▶ [Stated task]
Output the material beneath this task exactly, images excluded.

▶ [Data section]
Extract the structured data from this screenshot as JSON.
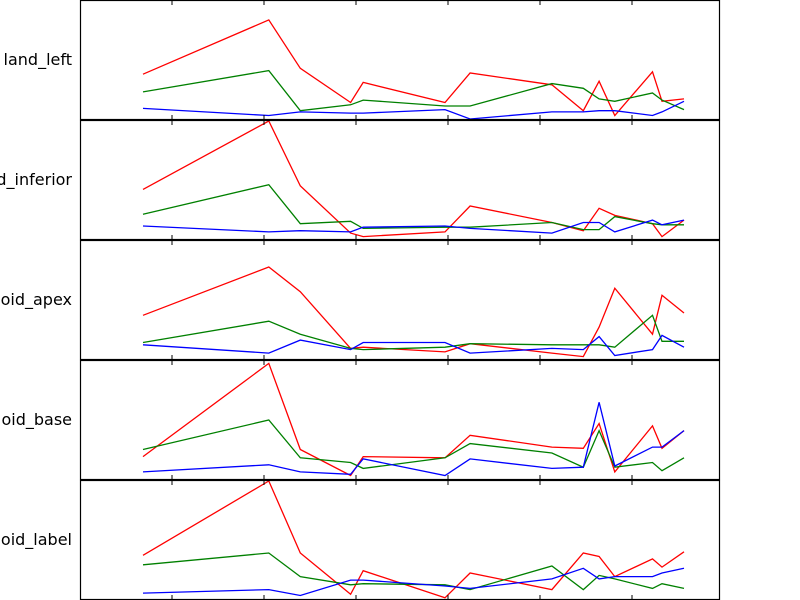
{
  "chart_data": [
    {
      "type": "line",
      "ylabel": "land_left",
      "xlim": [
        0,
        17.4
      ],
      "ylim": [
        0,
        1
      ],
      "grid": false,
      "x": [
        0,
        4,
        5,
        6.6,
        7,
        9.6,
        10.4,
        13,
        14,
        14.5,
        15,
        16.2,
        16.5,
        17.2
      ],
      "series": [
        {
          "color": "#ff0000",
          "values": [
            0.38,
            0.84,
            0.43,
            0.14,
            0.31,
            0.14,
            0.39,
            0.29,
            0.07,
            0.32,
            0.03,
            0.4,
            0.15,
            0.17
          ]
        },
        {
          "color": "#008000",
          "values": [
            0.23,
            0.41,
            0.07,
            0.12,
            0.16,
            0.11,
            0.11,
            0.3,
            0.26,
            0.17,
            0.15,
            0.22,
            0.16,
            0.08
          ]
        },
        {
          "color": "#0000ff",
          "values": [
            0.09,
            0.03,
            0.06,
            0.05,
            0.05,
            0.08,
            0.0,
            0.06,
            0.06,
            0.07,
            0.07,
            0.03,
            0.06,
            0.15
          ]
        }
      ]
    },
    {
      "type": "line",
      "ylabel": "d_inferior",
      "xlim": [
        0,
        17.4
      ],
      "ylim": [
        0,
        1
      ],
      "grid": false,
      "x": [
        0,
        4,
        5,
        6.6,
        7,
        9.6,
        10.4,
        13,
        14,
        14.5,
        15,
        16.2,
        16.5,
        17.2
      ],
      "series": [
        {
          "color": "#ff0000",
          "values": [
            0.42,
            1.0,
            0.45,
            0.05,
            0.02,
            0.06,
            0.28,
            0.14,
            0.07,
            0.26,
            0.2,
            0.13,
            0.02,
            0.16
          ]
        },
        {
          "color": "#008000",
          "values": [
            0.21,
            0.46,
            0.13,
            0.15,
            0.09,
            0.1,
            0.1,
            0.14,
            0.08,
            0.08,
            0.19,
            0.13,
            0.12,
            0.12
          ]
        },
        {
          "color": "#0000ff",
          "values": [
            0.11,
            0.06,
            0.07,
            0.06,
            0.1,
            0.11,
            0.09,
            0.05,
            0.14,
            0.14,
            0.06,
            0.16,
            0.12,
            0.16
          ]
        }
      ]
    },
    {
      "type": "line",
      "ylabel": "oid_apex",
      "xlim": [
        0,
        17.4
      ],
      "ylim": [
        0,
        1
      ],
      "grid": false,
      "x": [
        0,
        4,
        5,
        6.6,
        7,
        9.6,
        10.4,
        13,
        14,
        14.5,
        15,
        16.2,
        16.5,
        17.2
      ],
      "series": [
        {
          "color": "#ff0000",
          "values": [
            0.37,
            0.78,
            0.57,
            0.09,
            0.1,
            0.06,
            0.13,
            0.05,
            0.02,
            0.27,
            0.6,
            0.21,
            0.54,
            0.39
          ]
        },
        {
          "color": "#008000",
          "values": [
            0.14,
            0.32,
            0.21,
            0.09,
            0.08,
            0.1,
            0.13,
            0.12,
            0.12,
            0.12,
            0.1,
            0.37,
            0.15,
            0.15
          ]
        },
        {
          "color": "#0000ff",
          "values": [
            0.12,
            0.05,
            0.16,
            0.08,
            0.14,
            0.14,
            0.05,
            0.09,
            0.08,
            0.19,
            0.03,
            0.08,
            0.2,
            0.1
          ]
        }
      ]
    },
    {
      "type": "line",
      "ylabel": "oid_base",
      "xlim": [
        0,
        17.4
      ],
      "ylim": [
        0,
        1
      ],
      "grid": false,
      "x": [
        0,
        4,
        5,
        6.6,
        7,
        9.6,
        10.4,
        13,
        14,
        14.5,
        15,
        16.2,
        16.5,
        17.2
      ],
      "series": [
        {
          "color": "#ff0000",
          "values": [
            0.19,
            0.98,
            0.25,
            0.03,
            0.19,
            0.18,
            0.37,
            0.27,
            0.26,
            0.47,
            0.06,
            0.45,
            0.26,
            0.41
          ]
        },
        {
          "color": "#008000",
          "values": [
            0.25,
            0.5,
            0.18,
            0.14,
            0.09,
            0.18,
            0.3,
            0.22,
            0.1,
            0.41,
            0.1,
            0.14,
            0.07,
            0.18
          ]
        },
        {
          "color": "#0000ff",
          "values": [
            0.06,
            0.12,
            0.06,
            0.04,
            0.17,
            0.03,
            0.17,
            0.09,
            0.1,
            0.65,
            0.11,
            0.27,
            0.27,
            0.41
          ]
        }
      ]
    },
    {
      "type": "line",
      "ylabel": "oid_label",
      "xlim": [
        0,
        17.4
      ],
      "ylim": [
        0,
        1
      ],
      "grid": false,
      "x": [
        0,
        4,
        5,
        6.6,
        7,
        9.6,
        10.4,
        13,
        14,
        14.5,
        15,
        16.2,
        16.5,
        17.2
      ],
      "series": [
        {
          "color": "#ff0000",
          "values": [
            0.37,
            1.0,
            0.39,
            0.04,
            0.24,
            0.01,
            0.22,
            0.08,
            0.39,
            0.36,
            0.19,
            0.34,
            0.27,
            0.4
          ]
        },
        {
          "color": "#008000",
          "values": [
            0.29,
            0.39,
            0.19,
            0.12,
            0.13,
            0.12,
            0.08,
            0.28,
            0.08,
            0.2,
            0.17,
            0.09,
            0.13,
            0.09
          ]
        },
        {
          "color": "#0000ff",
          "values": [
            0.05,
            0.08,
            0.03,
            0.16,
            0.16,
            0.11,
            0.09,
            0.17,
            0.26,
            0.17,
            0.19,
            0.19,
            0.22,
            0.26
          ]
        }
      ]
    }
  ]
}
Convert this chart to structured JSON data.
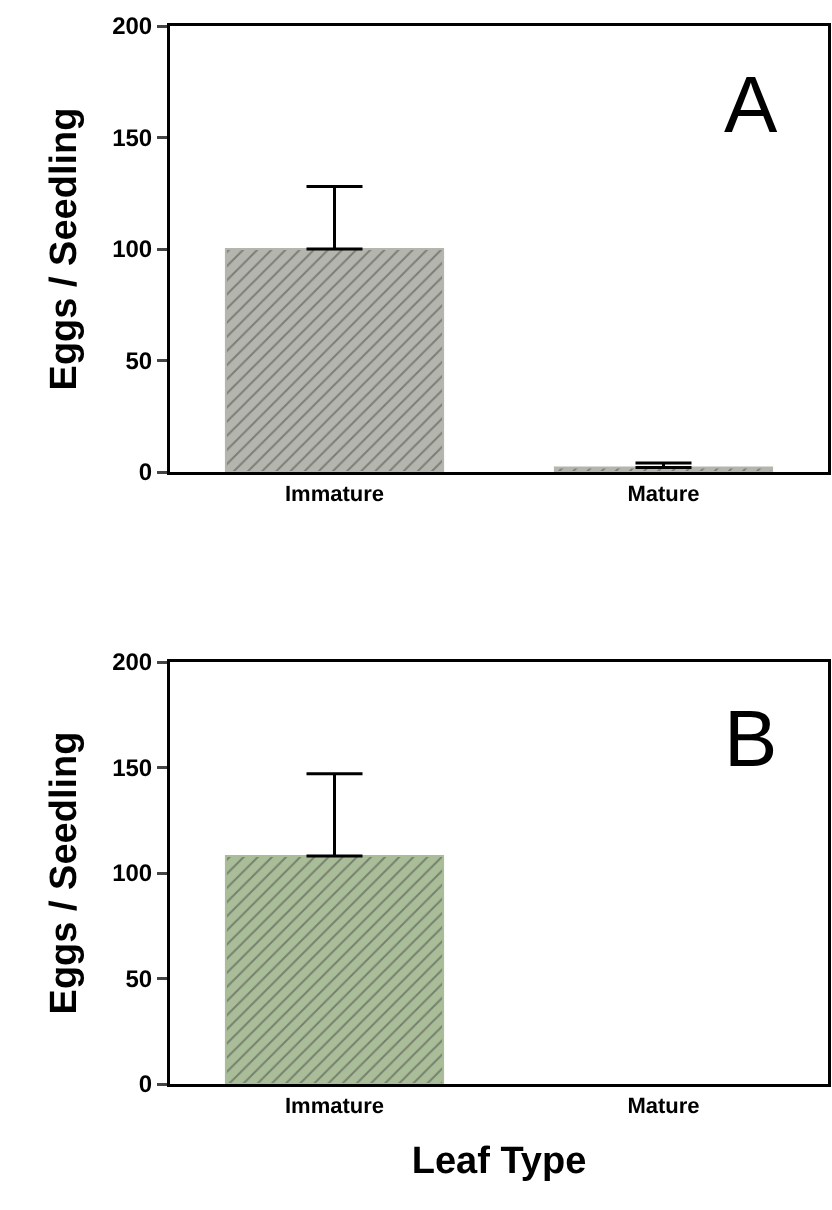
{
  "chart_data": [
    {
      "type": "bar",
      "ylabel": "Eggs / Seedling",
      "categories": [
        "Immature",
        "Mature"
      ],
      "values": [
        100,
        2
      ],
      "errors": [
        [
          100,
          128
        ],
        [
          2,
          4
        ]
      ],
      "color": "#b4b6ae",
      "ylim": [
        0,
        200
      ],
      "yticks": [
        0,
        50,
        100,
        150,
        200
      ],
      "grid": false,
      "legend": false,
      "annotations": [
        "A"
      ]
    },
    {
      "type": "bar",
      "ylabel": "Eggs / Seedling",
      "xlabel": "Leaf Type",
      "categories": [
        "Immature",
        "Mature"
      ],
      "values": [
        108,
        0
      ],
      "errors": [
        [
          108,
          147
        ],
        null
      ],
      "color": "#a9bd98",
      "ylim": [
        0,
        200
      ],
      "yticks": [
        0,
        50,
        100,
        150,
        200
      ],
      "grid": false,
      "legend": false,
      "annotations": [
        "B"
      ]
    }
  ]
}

▶ [Exercise response]
Extract the structured data from this screenshot as JSON.
{
  "chart_data": [
    {
      "type": "line",
      "ylabel": "land_left",
      "xlim": [
        0,
        17.4
      ],
      "ylim": [
        0,
        1
      ],
      "grid": false,
      "x": [
        0,
        4,
        5,
        6.6,
        7,
        9.6,
        10.4,
        13,
        14,
        14.5,
        15,
        16.2,
        16.5,
        17.2
      ],
      "series": [
        {
          "color": "#ff0000",
          "values": [
            0.38,
            0.84,
            0.43,
            0.14,
            0.31,
            0.14,
            0.39,
            0.29,
            0.07,
            0.32,
            0.03,
            0.4,
            0.15,
            0.17
          ]
        },
        {
          "color": "#008000",
          "values": [
            0.23,
            0.41,
            0.07,
            0.12,
            0.16,
            0.11,
            0.11,
            0.3,
            0.26,
            0.17,
            0.15,
            0.22,
            0.16,
            0.08
          ]
        },
        {
          "color": "#0000ff",
          "values": [
            0.09,
            0.03,
            0.06,
            0.05,
            0.05,
            0.08,
            0.0,
            0.06,
            0.06,
            0.07,
            0.07,
            0.03,
            0.06,
            0.15
          ]
        }
      ]
    },
    {
      "type": "line",
      "ylabel": "d_inferior",
      "xlim": [
        0,
        17.4
      ],
      "ylim": [
        0,
        1
      ],
      "grid": false,
      "x": [
        0,
        4,
        5,
        6.6,
        7,
        9.6,
        10.4,
        13,
        14,
        14.5,
        15,
        16.2,
        16.5,
        17.2
      ],
      "series": [
        {
          "color": "#ff0000",
          "values": [
            0.42,
            1.0,
            0.45,
            0.05,
            0.02,
            0.06,
            0.28,
            0.14,
            0.07,
            0.26,
            0.2,
            0.13,
            0.02,
            0.16
          ]
        },
        {
          "color": "#008000",
          "values": [
            0.21,
            0.46,
            0.13,
            0.15,
            0.09,
            0.1,
            0.1,
            0.14,
            0.08,
            0.08,
            0.19,
            0.13,
            0.12,
            0.12
          ]
        },
        {
          "color": "#0000ff",
          "values": [
            0.11,
            0.06,
            0.07,
            0.06,
            0.1,
            0.11,
            0.09,
            0.05,
            0.14,
            0.14,
            0.06,
            0.16,
            0.12,
            0.16
          ]
        }
      ]
    },
    {
      "type": "line",
      "ylabel": "oid_apex",
      "xlim": [
        0,
        17.4
      ],
      "ylim": [
        0,
        1
      ],
      "grid": false,
      "x": [
        0,
        4,
        5,
        6.6,
        7,
        9.6,
        10.4,
        13,
        14,
        14.5,
        15,
        16.2,
        16.5,
        17.2
      ],
      "series": [
        {
          "color": "#ff0000",
          "values": [
            0.37,
            0.78,
            0.57,
            0.09,
            0.1,
            0.06,
            0.13,
            0.05,
            0.02,
            0.27,
            0.6,
            0.21,
            0.54,
            0.39
          ]
        },
        {
          "color": "#008000",
          "values": [
            0.14,
            0.32,
            0.21,
            0.09,
            0.08,
            0.1,
            0.13,
            0.12,
            0.12,
            0.12,
            0.1,
            0.37,
            0.15,
            0.15
          ]
        },
        {
          "color": "#0000ff",
          "values": [
            0.12,
            0.05,
            0.16,
            0.08,
            0.14,
            0.14,
            0.05,
            0.09,
            0.08,
            0.19,
            0.03,
            0.08,
            0.2,
            0.1
          ]
        }
      ]
    },
    {
      "type": "line",
      "ylabel": "oid_base",
      "xlim": [
        0,
        17.4
      ],
      "ylim": [
        0,
        1
      ],
      "grid": false,
      "x": [
        0,
        4,
        5,
        6.6,
        7,
        9.6,
        10.4,
        13,
        14,
        14.5,
        15,
        16.2,
        16.5,
        17.2
      ],
      "series": [
        {
          "color": "#ff0000",
          "values": [
            0.19,
            0.98,
            0.25,
            0.03,
            0.19,
            0.18,
            0.37,
            0.27,
            0.26,
            0.47,
            0.06,
            0.45,
            0.26,
            0.41
          ]
        },
        {
          "color": "#008000",
          "values": [
            0.25,
            0.5,
            0.18,
            0.14,
            0.09,
            0.18,
            0.3,
            0.22,
            0.1,
            0.41,
            0.1,
            0.14,
            0.07,
            0.18
          ]
        },
        {
          "color": "#0000ff",
          "values": [
            0.06,
            0.12,
            0.06,
            0.04,
            0.17,
            0.03,
            0.17,
            0.09,
            0.1,
            0.65,
            0.11,
            0.27,
            0.27,
            0.41
          ]
        }
      ]
    },
    {
      "type": "line",
      "ylabel": "oid_label",
      "xlim": [
        0,
        17.4
      ],
      "ylim": [
        0,
        1
      ],
      "grid": false,
      "x": [
        0,
        4,
        5,
        6.6,
        7,
        9.6,
        10.4,
        13,
        14,
        14.5,
        15,
        16.2,
        16.5,
        17.2
      ],
      "series": [
        {
          "color": "#ff0000",
          "values": [
            0.37,
            1.0,
            0.39,
            0.04,
            0.24,
            0.01,
            0.22,
            0.08,
            0.39,
            0.36,
            0.19,
            0.34,
            0.27,
            0.4
          ]
        },
        {
          "color": "#008000",
          "values": [
            0.29,
            0.39,
            0.19,
            0.12,
            0.13,
            0.12,
            0.08,
            0.28,
            0.08,
            0.2,
            0.17,
            0.09,
            0.13,
            0.09
          ]
        },
        {
          "color": "#0000ff",
          "values": [
            0.05,
            0.08,
            0.03,
            0.16,
            0.16,
            0.11,
            0.09,
            0.17,
            0.26,
            0.17,
            0.19,
            0.19,
            0.22,
            0.26
          ]
        }
      ]
    }
  ]
}
Convert this chart to structured JSON data.
{
  "chart_data": [
    {
      "type": "bar",
      "ylabel": "Eggs / Seedling",
      "categories": [
        "Immature",
        "Mature"
      ],
      "values": [
        100,
        2
      ],
      "errors": [
        [
          100,
          128
        ],
        [
          2,
          4
        ]
      ],
      "color": "#b4b6ae",
      "ylim": [
        0,
        200
      ],
      "yticks": [
        0,
        50,
        100,
        150,
        200
      ],
      "grid": false,
      "legend": false,
      "annotations": [
        "A"
      ]
    },
    {
      "type": "bar",
      "ylabel": "Eggs / Seedling",
      "xlabel": "Leaf Type",
      "categories": [
        "Immature",
        "Mature"
      ],
      "values": [
        108,
        0
      ],
      "errors": [
        [
          108,
          147
        ],
        null
      ],
      "color": "#a9bd98",
      "ylim": [
        0,
        200
      ],
      "yticks": [
        0,
        50,
        100,
        150,
        200
      ],
      "grid": false,
      "legend": false,
      "annotations": [
        "B"
      ]
    }
  ]
}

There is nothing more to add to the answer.